Return the lines where the word "managing" occurs.

┄┄┄┄┄┄┄┄┄┄

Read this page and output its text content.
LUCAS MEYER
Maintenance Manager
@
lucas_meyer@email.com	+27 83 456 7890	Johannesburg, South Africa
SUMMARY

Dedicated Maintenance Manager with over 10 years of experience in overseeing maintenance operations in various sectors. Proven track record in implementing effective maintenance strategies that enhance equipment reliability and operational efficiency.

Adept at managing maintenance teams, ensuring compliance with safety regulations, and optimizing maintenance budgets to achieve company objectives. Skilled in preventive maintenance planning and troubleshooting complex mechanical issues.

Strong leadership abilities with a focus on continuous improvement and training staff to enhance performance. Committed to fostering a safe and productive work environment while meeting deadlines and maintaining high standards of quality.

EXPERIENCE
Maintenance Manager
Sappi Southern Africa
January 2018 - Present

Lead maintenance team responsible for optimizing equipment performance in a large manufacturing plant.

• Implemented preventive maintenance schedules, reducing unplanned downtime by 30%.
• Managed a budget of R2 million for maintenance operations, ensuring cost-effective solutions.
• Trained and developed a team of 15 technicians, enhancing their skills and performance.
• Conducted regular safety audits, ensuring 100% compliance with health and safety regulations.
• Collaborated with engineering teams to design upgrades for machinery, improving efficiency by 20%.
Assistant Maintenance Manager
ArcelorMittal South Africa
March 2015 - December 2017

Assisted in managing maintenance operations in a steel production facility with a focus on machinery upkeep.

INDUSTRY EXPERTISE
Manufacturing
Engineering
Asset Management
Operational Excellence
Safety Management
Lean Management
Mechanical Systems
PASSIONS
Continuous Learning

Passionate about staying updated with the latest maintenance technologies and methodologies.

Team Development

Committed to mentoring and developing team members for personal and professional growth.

┄┄┄┄┄┄┄┄┄┄

▶ [TASK SOLUTION]
Adept at managing maintenance teams, ensuring compliance with safety regulations, and optimizing maintenance budgets to achieve company objectives. Skilled in preventive maintenance planning and troubleshooting complex mechanical issues.
Assisted in managing maintenance operations in a steel production facility with a focus on machinery upkeep.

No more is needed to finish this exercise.